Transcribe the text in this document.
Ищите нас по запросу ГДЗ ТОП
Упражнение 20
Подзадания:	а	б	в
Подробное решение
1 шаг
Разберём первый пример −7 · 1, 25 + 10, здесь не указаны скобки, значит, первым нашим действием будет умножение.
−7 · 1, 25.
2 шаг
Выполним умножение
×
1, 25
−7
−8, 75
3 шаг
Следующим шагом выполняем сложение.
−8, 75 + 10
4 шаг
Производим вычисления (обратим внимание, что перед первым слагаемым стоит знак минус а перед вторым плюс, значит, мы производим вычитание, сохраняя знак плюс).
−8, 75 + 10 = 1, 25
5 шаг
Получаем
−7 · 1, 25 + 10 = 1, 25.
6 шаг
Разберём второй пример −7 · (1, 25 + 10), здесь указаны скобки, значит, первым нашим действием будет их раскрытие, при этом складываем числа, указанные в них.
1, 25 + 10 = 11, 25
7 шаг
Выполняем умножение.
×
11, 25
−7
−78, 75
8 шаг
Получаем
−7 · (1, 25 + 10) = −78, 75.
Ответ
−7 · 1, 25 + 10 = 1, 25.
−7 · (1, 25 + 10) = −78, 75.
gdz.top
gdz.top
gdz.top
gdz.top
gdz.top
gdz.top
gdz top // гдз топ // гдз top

········

[What is needed]: Return all of the data exactly as it reads.

[Solution to this exercise]:
Transcribe the text in this document.
Ищите нас по запросу ГДЗ ТОП
Упражнение 20
Подзадания:	а	б	в
Подробное решение
1 шаг
Разберём первый пример −7 · 1, 25 + 10, здесь не указаны скобки, значит, первым нашим действием будет умножение.
−7 · 1, 25.
2 шаг
Выполним умножение
×
1, 25
−7
−8, 75
3 шаг
Следующим шагом выполняем сложение.
−8, 75 + 10
4 шаг
Производим вычисления (обратим внимание, что перед первым слагаемым стоит знак минус а перед вторым плюс, значит, мы производим вычитание, сохраняя знак плюс).
−8, 75 + 10 = 1, 25
5 шаг
Получаем
−7 · 1, 25 + 10 = 1, 25.
6 шаг
Разберём второй пример −7 · (1, 25 + 10), здесь указаны скобки, значит, первым нашим действием будет их раскрытие, при этом складываем числа, указанные в них.
1, 25 + 10 = 11, 25
7 шаг
Выполняем умножение.
×
11, 25
−7
−78, 75
8 шаг
Получаем
−7 · (1, 25 + 10) = −78, 75.
Ответ
−7 · 1, 25 + 10 = 1, 25.
−7 · (1, 25 + 10) = −78, 75.
gdz.top
gdz.top
gdz.top
gdz.top
gdz.top
gdz.top
gdz top // гдз топ // гдз top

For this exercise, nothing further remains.